**EXERCISE AIM**
List every line below containing "Resolution".

— Begin EXTRACTED DATA —

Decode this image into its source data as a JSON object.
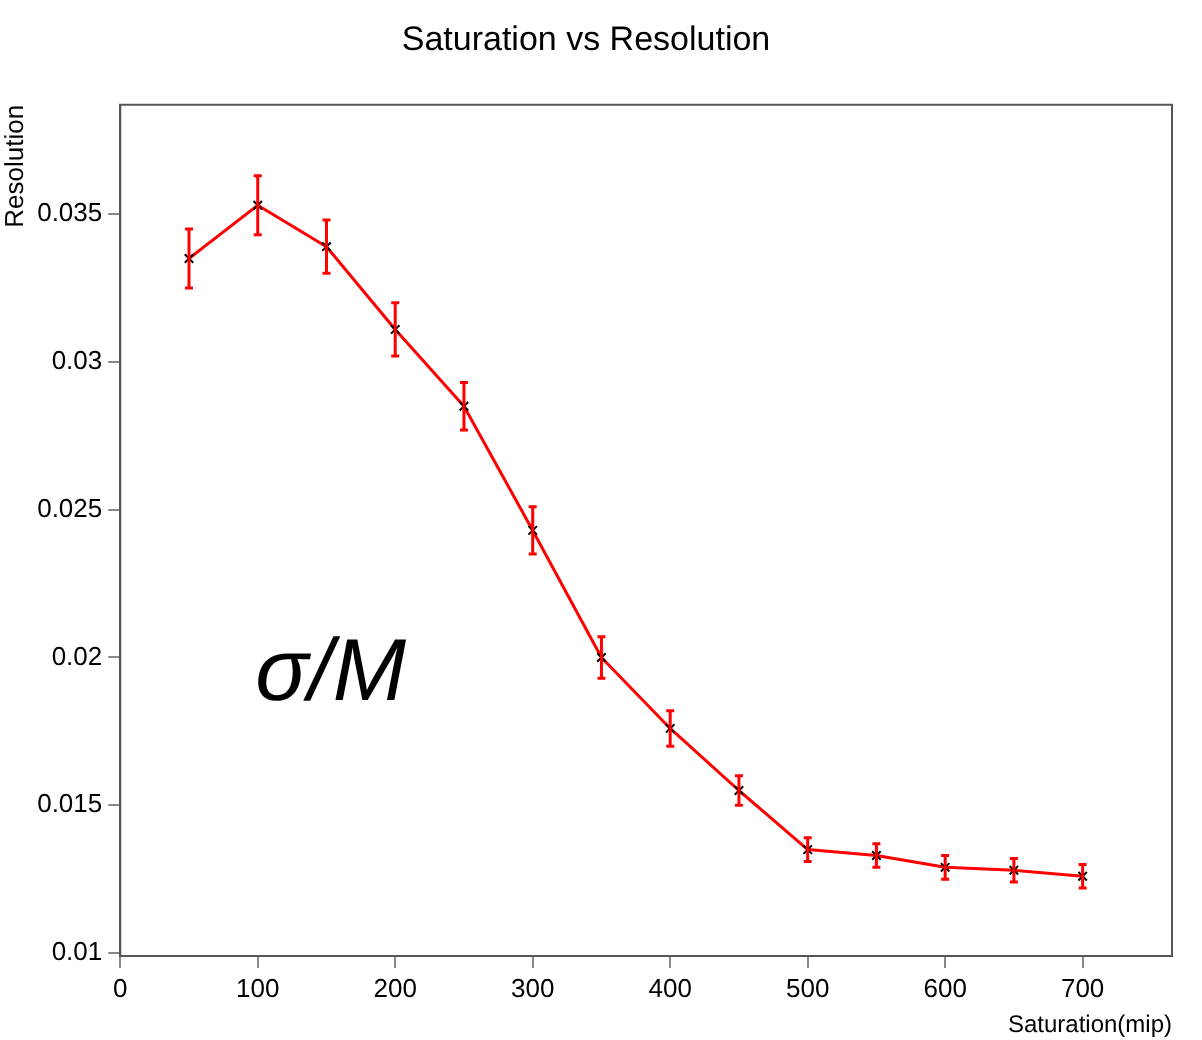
{
  "chart_data": {
    "type": "line",
    "title": "Saturation vs Resolution",
    "xlabel": "Saturation(mip)",
    "ylabel": "Resolution",
    "x": [
      50,
      100,
      150,
      200,
      250,
      300,
      350,
      400,
      450,
      500,
      550,
      600,
      650,
      700
    ],
    "series": [
      {
        "color": "#ff0000",
        "values": [
          0.0335,
          0.0353,
          0.0339,
          0.0311,
          0.0285,
          0.0243,
          0.02,
          0.0176,
          0.0155,
          0.0135,
          0.0133,
          0.0129,
          0.0128,
          0.0126
        ],
        "errors": [
          0.001,
          0.001,
          0.0009,
          0.0009,
          0.0008,
          0.0008,
          0.0007,
          0.0006,
          0.0005,
          0.0004,
          0.0004,
          0.0004,
          0.0004,
          0.0004
        ]
      }
    ],
    "xlim": [
      0,
      765
    ],
    "xticks": [
      0,
      100,
      200,
      300,
      400,
      500,
      600,
      700
    ],
    "ylim": [
      0.0099,
      0.0387
    ],
    "yticks": [
      0.01,
      0.015,
      0.02,
      0.025,
      0.03,
      0.035
    ],
    "annotations": [
      "σ/M"
    ],
    "marker": "cross",
    "line_style": "solid",
    "grid": false,
    "legend": false
  }
}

— End EXTRACTED DATA —

**ANSWER TO THIS TASK**
    "title": "Saturation vs Resolution",
    "ylabel": "Resolution",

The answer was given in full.